Goal of the exercise:
Using the pension passage, state what pension and OPEB plan assets are primarily made up of.

Given passage:
Pension and OPEB plan assets are primarily made up of equity and fixed income investments. Fluctuations in actual equity and fixed income market returns, as well as changes in general interest rates, may result in increased or decreased benefit costs in future periods. We believe that such changes in costs would be recovered or refunded through the ratemaking process.

 

The following table shows how a given change in certain actuarial assumptions would impact the projected benefit obligation and the reported net periodic pension cost. Each factor below reflects an evaluation of the change based on a change in that assumption only.

 

    Percentage-Point           
Actuarial Assumption   Change in    Impact on Projected    Impact on 2015 
(in millions, except percentages)   Assumption    Benefit Obligation    Pension Cost 
Discount rate   (0.5)  $72.4   $4.6 
Discount rate   0.5    (65.6)   (4.9)
Rate of return on plan assets   (0.5)   N/A    6.0 
Rate of return on plan assets   0.5    N/A    (6.0)

Record set:

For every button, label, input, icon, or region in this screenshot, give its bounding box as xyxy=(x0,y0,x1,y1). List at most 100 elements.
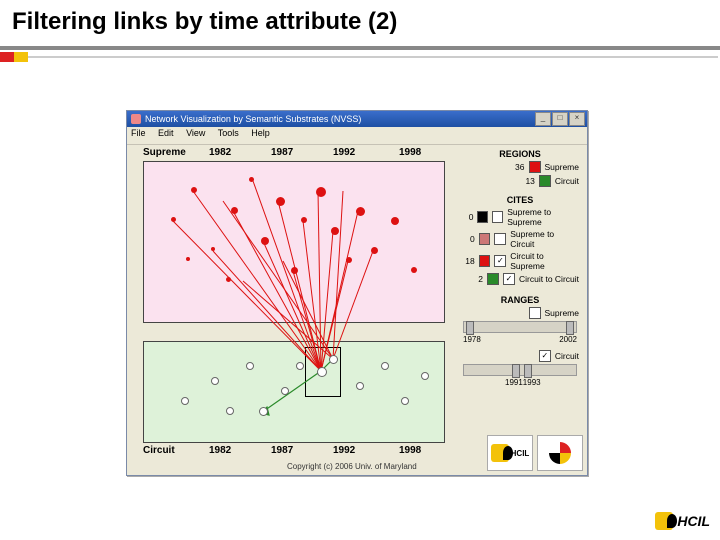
range-labels: 1978 2002 xyxy=(463,335,577,344)
range-circuit-slider[interactable] xyxy=(463,364,577,376)
checkbox[interactable] xyxy=(492,211,503,223)
tick: 1982 xyxy=(209,445,231,456)
regions-header: REGIONS xyxy=(457,149,583,159)
swatch-icon xyxy=(479,233,491,245)
slider-thumb-right[interactable] xyxy=(566,321,574,335)
umd-logo xyxy=(537,435,583,471)
tick: 1992 xyxy=(333,445,355,456)
swatch-icon xyxy=(477,211,488,223)
node[interactable] xyxy=(211,377,219,385)
checkbox[interactable] xyxy=(529,307,541,319)
minimize-button[interactable]: _ xyxy=(535,112,551,126)
region-row: 36 Supreme xyxy=(461,161,579,173)
node[interactable] xyxy=(246,362,254,370)
node[interactable] xyxy=(261,237,269,245)
menu-file[interactable]: File xyxy=(131,128,146,138)
node[interactable] xyxy=(171,217,176,222)
accent-bar xyxy=(0,50,42,62)
tick: 1998 xyxy=(399,445,421,456)
node[interactable] xyxy=(281,387,289,395)
node[interactable] xyxy=(276,197,285,206)
node[interactable] xyxy=(401,397,409,405)
slide-title-bar: Filtering links by time attribute (2) xyxy=(0,0,720,50)
menu-tools[interactable]: Tools xyxy=(218,128,239,138)
node[interactable] xyxy=(316,187,326,197)
node[interactable] xyxy=(186,257,190,261)
hcil-icon xyxy=(491,444,509,462)
slider-thumb-left[interactable] xyxy=(512,364,520,378)
hcil-icon xyxy=(655,512,673,530)
cites-row: 2 ✓ Circuit to Circuit xyxy=(461,273,579,285)
node[interactable] xyxy=(231,207,238,214)
maximize-button[interactable]: □ xyxy=(552,112,568,126)
node[interactable] xyxy=(381,362,389,370)
region-supreme xyxy=(143,161,445,323)
node[interactable] xyxy=(259,407,268,416)
node[interactable] xyxy=(329,355,338,364)
copyright: Copyright (c) 2006 Univ. of Maryland xyxy=(287,462,417,471)
hcil-logo: HCIL xyxy=(487,435,533,471)
cites-row: 18 ✓ Circuit to Supreme xyxy=(461,251,579,271)
node[interactable] xyxy=(421,372,429,380)
menu-view[interactable]: View xyxy=(186,128,205,138)
checkbox[interactable]: ✓ xyxy=(494,255,506,267)
node[interactable] xyxy=(249,177,254,182)
node[interactable] xyxy=(356,207,365,216)
umd-seal-icon xyxy=(549,442,571,464)
range-supreme-row: Supreme xyxy=(461,307,579,319)
tick: 1987 xyxy=(271,147,293,158)
node[interactable] xyxy=(317,367,327,377)
cites-row: 0 Supreme to Supreme xyxy=(461,207,579,227)
tick: 1987 xyxy=(271,445,293,456)
swatch-icon xyxy=(539,175,551,187)
node[interactable] xyxy=(291,267,298,274)
range-supreme-slider[interactable] xyxy=(463,321,577,333)
range-circuit-row: ✓ Circuit xyxy=(461,350,579,362)
region-row: 13 Circuit xyxy=(461,175,579,187)
node[interactable] xyxy=(331,227,339,235)
cites-row: 0 Supreme to Circuit xyxy=(461,229,579,249)
slide-corner-logo: HCIL xyxy=(655,512,710,530)
region-label-top: Supreme xyxy=(143,147,186,158)
slider-thumb-right[interactable] xyxy=(524,364,532,378)
window-title: Network Visualization by Semantic Substr… xyxy=(145,114,361,124)
node[interactable] xyxy=(226,277,231,282)
tick: 1998 xyxy=(399,147,421,158)
node[interactable] xyxy=(301,217,307,223)
checkbox[interactable]: ✓ xyxy=(539,350,551,362)
slider-thumb-left[interactable] xyxy=(466,321,474,335)
checkbox[interactable]: ✓ xyxy=(503,273,515,285)
range-labels: 1991 1993 xyxy=(463,378,577,387)
node[interactable] xyxy=(191,187,197,193)
node[interactable] xyxy=(296,362,304,370)
checkbox[interactable] xyxy=(494,233,506,245)
slide-title: Filtering links by time attribute (2) xyxy=(12,8,397,36)
region-circuit xyxy=(143,341,445,443)
tick: 1982 xyxy=(209,147,231,158)
plot-canvas[interactable]: Supreme 1982 1987 1992 1998 xyxy=(131,147,451,467)
tick: 1992 xyxy=(333,147,355,158)
logo-row: HCIL xyxy=(487,435,583,471)
swatch-icon xyxy=(479,255,491,267)
region-label-bottom: Circuit xyxy=(143,445,175,456)
side-panel: REGIONS 36 Supreme 13 Circuit CITES 0 Su… xyxy=(457,147,583,467)
node[interactable] xyxy=(356,382,364,390)
window-titlebar[interactable]: Network Visualization by Semantic Substr… xyxy=(127,111,587,127)
app-window: Network Visualization by Semantic Substr… xyxy=(126,110,588,476)
node[interactable] xyxy=(411,267,417,273)
node[interactable] xyxy=(226,407,234,415)
menu-help[interactable]: Help xyxy=(251,128,270,138)
node[interactable] xyxy=(211,247,215,251)
cites-header: CITES xyxy=(457,195,583,205)
node[interactable] xyxy=(346,257,352,263)
close-button[interactable]: × xyxy=(569,112,585,126)
menu-edit[interactable]: Edit xyxy=(158,128,174,138)
node[interactable] xyxy=(391,217,399,225)
java-icon xyxy=(131,114,141,124)
ranges-header: RANGES xyxy=(457,295,583,305)
node[interactable] xyxy=(181,397,189,405)
menubar: File Edit View Tools Help xyxy=(127,127,587,145)
swatch-icon xyxy=(529,161,541,173)
swatch-icon xyxy=(487,273,499,285)
node[interactable] xyxy=(371,247,378,254)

Complete response:
Equity and fixed income investments.